* [WHAT IS ASKED]:
Copy each line of the material below that includes the string "Attendance".
>> BEGIN SOURCE RECORDS
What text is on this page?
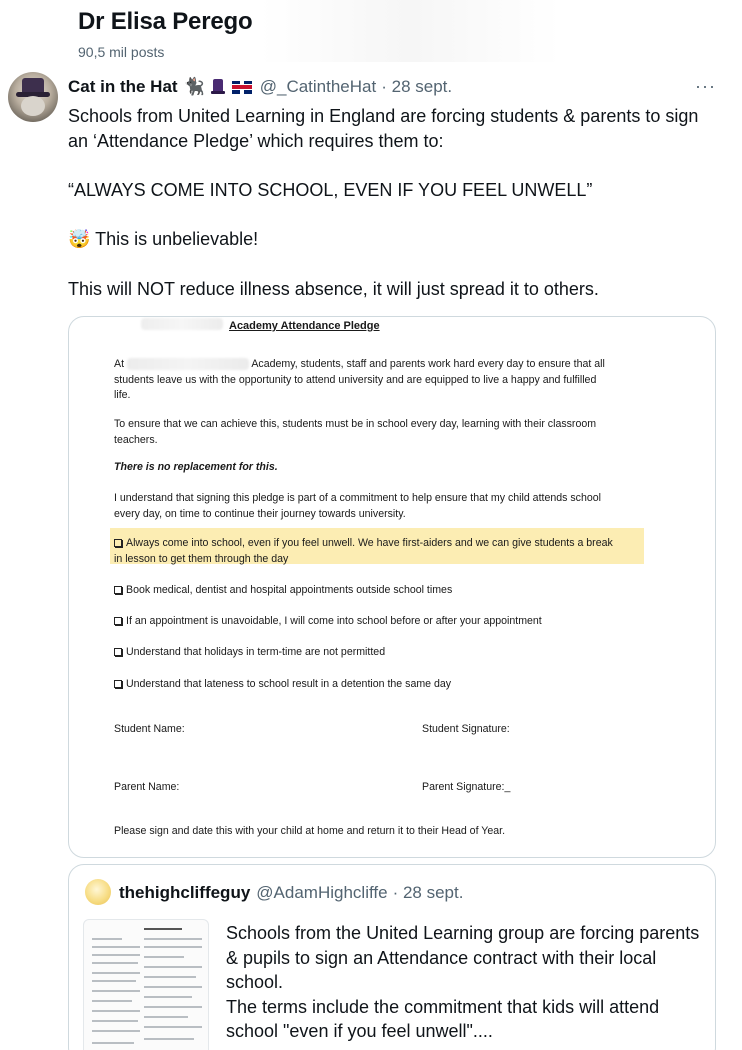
Dr Elisa Perego
90,5 mil posts
Cat in the Hat 🐈‍⬛	@_CatintheHat · 28 sept.	···

Schools from United Learning in England are forcing students & parents to sign an ‘Attendance Pledge’ which requires them to:

“ALWAYS COME INTO SCHOOL, EVEN IF YOU FEEL UNWELL”

🤯 This is unbelievable!

This will NOT reduce illness absence, it will just spread it to others.

Academy Attendance Pledge
At	Academy, students, staff and parents work hard every day to ensure that all
students leave us with the opportunity to attend university and are equipped to live a happy and fulfilled
life.
To ensure that we can achieve this, students must be in school every day, learning with their classroom
teachers.
There is no replacement for this.
I understand that signing this pledge is part of a commitment to help ensure that my child attends school
every day, on time to continue their journey towards university.
Always come into school, even if you feel unwell. We have first-aiders and we can give students a break
in lesson to get them through the day
Book medical, dentist and hospital appointments outside school times
If an appointment is unavoidable, I will come into school before or after your appointment
Understand that holidays in term-time are not permitted
Understand that lateness to school result in a detention the same day
Student Name:	Student Signature:
Parent Name:	Parent Signature:_
Please sign and date this with your child at home and return it to their Head of Year.
thehighcliffeguy @AdamHighcliffe · 28 sept.

Schools from the United Learning group are forcing parents & pupils to sign an Attendance contract with their local school.

The terms include the commitment that kids will attend school "even if you feel unwell"....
>> END SOURCE RECORDS
* [WORKED SOLUTION]:
Schools from United Learning in England are forcing students & parents to sign an ‘Attendance Pledge’ which requires them to:
Academy Attendance Pledge
Schools from the United Learning group are forcing parents & pupils to sign an Attendance contract with their local school.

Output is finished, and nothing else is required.